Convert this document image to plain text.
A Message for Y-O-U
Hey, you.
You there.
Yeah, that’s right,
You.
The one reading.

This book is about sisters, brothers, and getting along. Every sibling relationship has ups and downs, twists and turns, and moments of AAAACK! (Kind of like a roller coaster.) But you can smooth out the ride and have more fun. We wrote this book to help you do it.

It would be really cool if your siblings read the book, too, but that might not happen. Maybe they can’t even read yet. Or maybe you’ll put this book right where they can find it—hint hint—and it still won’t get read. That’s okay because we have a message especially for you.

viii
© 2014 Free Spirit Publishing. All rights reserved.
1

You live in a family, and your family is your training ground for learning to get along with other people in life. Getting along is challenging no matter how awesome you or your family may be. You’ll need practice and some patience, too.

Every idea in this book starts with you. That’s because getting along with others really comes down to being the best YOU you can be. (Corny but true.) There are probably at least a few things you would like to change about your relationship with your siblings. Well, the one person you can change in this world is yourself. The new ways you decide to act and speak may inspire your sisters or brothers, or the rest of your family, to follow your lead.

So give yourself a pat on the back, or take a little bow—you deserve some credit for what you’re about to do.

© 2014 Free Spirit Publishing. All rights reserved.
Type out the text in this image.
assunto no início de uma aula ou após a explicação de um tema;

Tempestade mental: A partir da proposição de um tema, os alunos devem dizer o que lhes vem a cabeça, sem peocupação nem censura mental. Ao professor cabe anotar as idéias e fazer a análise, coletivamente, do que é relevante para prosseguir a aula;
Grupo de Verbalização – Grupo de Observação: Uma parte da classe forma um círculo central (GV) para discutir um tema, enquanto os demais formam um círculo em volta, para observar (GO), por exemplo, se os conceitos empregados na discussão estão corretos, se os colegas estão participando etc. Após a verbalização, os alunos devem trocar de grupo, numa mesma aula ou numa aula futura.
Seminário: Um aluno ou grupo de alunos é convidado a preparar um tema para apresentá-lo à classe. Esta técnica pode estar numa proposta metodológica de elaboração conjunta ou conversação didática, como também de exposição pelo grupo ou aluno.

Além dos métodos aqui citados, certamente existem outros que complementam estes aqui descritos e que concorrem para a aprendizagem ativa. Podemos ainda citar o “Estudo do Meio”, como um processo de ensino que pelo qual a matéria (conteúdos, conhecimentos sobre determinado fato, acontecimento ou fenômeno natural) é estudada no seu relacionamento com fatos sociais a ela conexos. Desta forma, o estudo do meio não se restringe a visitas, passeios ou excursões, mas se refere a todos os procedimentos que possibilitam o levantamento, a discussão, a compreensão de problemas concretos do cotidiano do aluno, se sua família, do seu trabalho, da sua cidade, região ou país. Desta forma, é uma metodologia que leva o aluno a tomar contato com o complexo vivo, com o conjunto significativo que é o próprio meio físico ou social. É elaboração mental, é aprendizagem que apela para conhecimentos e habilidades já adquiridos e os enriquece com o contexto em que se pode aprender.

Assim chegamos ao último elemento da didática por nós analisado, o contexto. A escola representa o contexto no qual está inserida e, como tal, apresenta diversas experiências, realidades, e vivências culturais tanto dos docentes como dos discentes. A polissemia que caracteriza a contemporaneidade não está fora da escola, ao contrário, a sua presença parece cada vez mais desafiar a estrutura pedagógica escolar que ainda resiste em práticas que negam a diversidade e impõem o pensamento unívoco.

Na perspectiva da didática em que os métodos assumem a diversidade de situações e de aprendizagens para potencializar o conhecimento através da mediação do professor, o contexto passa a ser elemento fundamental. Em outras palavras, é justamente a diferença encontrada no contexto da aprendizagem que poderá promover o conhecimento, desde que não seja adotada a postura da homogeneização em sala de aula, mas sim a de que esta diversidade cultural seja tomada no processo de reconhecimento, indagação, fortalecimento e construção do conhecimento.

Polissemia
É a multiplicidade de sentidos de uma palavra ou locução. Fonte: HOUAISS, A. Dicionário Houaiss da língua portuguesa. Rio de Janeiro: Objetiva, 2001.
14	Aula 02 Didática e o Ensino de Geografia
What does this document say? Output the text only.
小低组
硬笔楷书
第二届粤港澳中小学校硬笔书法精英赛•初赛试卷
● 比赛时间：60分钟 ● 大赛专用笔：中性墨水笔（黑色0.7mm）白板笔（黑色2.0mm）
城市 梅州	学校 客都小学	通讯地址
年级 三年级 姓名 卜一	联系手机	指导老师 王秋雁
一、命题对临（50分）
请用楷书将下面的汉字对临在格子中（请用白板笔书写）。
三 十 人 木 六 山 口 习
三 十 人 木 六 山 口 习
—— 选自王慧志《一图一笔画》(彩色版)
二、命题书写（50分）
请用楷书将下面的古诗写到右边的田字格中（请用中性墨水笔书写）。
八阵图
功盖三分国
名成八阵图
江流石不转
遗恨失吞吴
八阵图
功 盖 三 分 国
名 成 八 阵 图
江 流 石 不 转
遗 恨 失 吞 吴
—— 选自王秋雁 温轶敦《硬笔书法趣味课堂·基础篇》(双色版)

================================

[EXERCISE INSTRUCTIONS]
Copy exactly, word for word, the line with "What does this" through the final line of the listing.

[OUTPUT]
What does this document say? Output the text only.
小低组
硬笔楷书
第二届粤港澳中小学校硬笔书法精英赛•初赛试卷
● 比赛时间：60分钟 ● 大赛专用笔：中性墨水笔（黑色0.7mm）白板笔（黑色2.0mm）
城市 梅州	学校 客都小学	通讯地址
年级 三年级 姓名 卜一	联系手机	指导老师 王秋雁
一、命题对临（50分）
请用楷书将下面的汉字对临在格子中（请用白板笔书写）。
三 十 人 木 六 山 口 习
三 十 人 木 六 山 口 习
—— 选自王慧志《一图一笔画》(彩色版)
二、命题书写（50分）
请用楷书将下面的古诗写到右边的田字格中（请用中性墨水笔书写）。
八阵图
功盖三分国
名成八阵图
江流石不转
遗恨失吞吴
八阵图
功 盖 三 分 国
名 成 八 阵 图
江 流 石 不 转
遗 恨 失 吞 吴
—— 选自王秋雁 温轶敦《硬笔书法趣味课堂·基础篇》(双色版)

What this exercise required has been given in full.